**Task prompt:** Copy each line where the word "JSON" occurs.

**Dataset records:**

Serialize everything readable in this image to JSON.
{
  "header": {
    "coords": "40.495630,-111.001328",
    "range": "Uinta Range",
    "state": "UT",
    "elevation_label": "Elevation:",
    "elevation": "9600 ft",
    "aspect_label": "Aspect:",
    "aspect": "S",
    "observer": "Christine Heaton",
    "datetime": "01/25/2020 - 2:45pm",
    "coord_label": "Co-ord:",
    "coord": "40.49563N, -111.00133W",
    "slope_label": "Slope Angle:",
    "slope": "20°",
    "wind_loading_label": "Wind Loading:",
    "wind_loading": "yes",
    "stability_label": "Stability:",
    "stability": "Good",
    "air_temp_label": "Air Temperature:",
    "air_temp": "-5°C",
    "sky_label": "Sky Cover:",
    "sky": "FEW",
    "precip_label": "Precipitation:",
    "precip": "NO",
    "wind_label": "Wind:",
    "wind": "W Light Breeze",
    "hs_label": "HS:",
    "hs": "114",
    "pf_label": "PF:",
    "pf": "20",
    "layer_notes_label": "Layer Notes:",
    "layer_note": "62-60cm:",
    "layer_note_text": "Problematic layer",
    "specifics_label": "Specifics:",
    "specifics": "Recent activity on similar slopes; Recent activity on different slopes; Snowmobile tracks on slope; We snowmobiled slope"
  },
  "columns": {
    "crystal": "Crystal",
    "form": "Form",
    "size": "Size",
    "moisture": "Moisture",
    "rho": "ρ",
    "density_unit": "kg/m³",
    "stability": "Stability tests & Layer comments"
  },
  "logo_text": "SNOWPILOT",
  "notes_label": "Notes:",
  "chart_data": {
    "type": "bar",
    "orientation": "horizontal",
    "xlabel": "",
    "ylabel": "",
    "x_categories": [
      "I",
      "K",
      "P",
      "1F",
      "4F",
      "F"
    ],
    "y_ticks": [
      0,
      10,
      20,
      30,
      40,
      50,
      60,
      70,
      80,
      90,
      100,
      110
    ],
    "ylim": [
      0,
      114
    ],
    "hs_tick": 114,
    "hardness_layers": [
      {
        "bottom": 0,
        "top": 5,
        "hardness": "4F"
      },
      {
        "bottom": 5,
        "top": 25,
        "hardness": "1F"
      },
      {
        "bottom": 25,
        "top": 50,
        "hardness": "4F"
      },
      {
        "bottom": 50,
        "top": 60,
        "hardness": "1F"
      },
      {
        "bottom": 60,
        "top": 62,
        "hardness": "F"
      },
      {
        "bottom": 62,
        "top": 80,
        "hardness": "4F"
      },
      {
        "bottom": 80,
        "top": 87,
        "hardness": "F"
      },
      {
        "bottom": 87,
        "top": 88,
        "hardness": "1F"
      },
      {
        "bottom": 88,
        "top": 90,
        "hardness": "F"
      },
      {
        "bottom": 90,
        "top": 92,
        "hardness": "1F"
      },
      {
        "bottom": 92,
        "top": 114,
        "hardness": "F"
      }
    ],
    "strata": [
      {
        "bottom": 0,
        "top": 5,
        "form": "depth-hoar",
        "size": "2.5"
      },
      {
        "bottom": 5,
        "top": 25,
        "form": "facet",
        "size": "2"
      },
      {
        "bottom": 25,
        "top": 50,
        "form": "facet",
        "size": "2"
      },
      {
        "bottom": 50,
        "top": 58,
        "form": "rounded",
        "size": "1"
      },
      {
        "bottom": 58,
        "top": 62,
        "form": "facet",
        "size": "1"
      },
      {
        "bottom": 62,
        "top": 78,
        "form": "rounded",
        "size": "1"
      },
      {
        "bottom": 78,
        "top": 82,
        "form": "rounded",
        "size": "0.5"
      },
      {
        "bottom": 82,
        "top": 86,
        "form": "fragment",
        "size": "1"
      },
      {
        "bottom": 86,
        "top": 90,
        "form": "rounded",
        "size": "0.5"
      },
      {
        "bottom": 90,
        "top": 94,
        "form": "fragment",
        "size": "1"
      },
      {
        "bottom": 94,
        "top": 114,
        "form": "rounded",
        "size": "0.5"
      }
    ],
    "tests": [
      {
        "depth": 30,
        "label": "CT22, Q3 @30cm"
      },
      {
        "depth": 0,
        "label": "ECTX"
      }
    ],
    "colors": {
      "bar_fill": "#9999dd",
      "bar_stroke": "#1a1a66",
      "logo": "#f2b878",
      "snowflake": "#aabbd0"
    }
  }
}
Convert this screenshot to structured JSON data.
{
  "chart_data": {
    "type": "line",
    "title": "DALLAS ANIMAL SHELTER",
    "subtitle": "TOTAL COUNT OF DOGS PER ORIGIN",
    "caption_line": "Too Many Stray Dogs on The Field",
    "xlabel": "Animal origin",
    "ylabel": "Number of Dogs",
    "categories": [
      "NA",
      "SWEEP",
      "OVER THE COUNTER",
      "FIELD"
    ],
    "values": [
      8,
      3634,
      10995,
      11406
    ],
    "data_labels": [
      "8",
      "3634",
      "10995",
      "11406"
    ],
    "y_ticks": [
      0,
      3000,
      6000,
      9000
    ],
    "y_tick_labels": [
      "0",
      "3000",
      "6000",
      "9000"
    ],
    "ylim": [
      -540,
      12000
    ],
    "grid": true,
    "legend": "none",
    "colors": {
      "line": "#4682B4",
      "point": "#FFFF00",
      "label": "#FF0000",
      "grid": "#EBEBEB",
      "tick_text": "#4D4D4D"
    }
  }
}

**Worked answer:**
Serialize everything readable in this image to JSON.
Convert this screenshot to structured JSON data.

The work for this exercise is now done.